---------- Supplied records ----------

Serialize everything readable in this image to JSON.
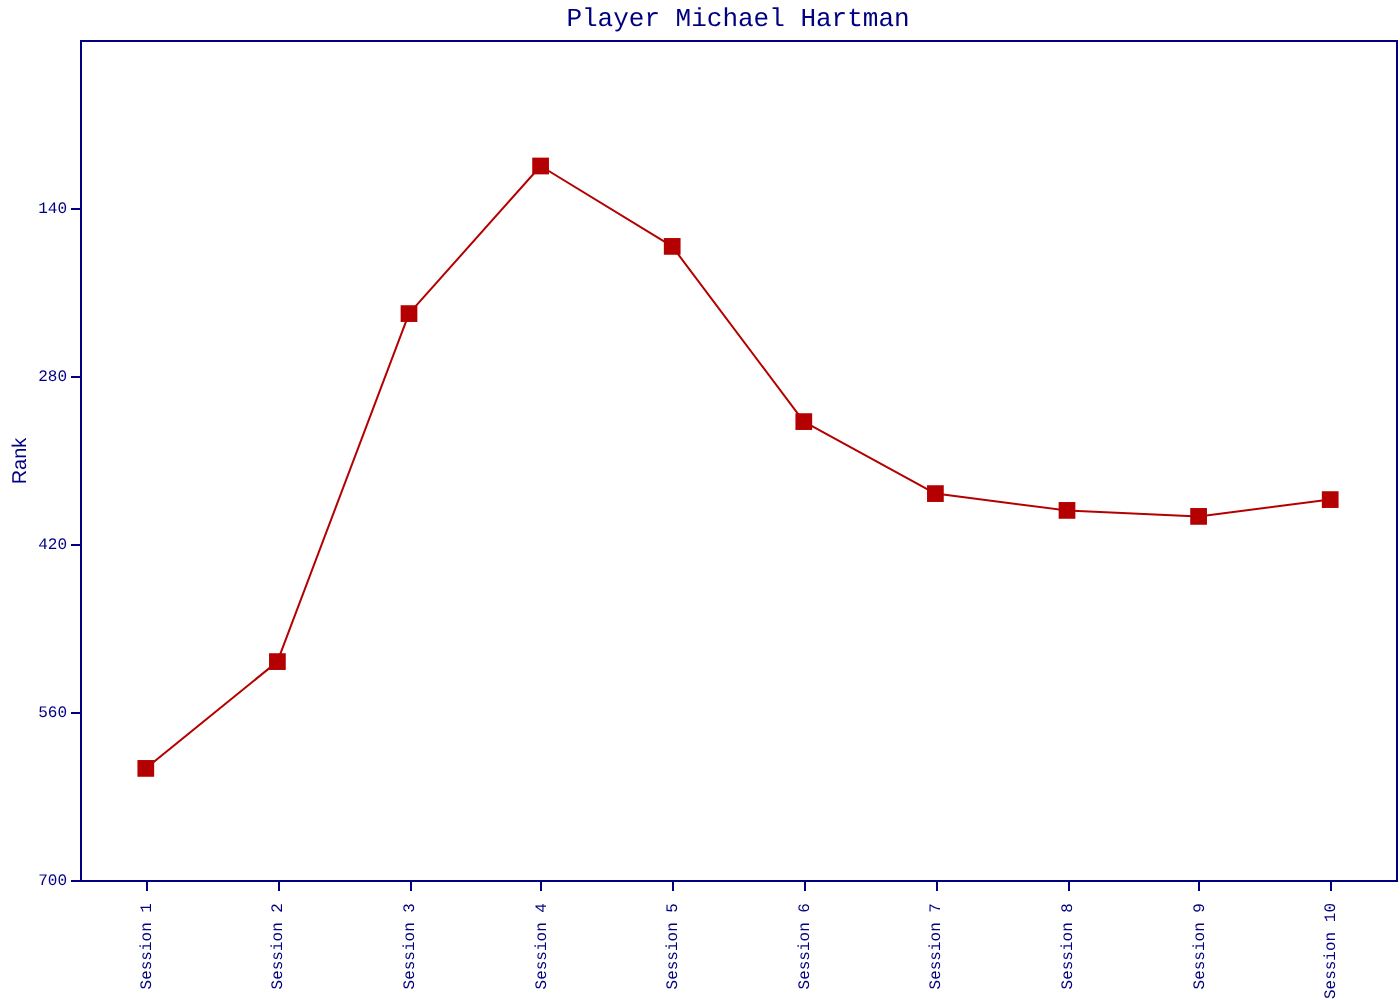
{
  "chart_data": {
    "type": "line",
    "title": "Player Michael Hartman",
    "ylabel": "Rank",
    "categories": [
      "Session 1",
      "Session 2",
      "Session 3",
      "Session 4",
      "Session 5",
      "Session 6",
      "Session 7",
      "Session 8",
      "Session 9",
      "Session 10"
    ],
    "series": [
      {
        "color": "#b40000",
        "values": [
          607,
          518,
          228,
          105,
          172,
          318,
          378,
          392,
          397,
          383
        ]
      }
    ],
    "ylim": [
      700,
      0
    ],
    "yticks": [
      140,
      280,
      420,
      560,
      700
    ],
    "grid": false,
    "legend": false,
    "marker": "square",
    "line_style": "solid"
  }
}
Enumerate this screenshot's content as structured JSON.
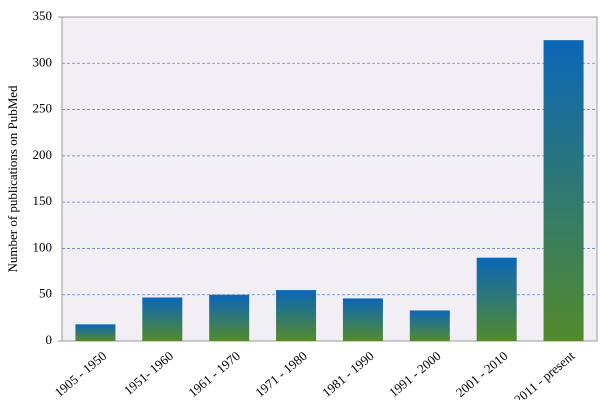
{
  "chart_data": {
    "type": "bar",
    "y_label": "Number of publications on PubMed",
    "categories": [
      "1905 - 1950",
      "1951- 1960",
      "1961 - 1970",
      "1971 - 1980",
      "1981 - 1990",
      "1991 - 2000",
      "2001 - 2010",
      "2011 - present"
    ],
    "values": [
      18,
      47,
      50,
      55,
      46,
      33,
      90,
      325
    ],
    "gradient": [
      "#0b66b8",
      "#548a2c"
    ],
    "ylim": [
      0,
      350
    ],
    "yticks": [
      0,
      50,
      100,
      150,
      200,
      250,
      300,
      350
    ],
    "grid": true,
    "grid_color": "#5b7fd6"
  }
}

----------

Stated task :: Transcribe the whole listing, character for character, but not its images.

Result below ::
Serialize everything readable in this image to JSON.
{
  "chart_data": {
    "type": "line",
    "title": "Player Michael Hartman",
    "ylabel": "Rank",
    "categories": [
      "Session 1",
      "Session 2",
      "Session 3",
      "Session 4",
      "Session 5",
      "Session 6",
      "Session 7",
      "Session 8",
      "Session 9",
      "Session 10"
    ],
    "series": [
      {
        "color": "#b40000",
        "values": [
          607,
          518,
          228,
          105,
          172,
          318,
          378,
          392,
          397,
          383
        ]
      }
    ],
    "ylim": [
      700,
      0
    ],
    "yticks": [
      140,
      280,
      420,
      560,
      700
    ],
    "grid": false,
    "legend": false,
    "marker": "square",
    "line_style": "solid"
  }
}
Enumerate this screenshot's content as structured JSON.
{
  "chart_data": {
    "type": "bar",
    "y_label": "Number of publications on PubMed",
    "categories": [
      "1905 - 1950",
      "1951- 1960",
      "1961 - 1970",
      "1971 - 1980",
      "1981 - 1990",
      "1991 - 2000",
      "2001 - 2010",
      "2011 - present"
    ],
    "values": [
      18,
      47,
      50,
      55,
      46,
      33,
      90,
      325
    ],
    "gradient": [
      "#0b66b8",
      "#548a2c"
    ],
    "ylim": [
      0,
      350
    ],
    "yticks": [
      0,
      50,
      100,
      150,
      200,
      250,
      300,
      350
    ],
    "grid": true,
    "grid_color": "#5b7fd6"
  }
}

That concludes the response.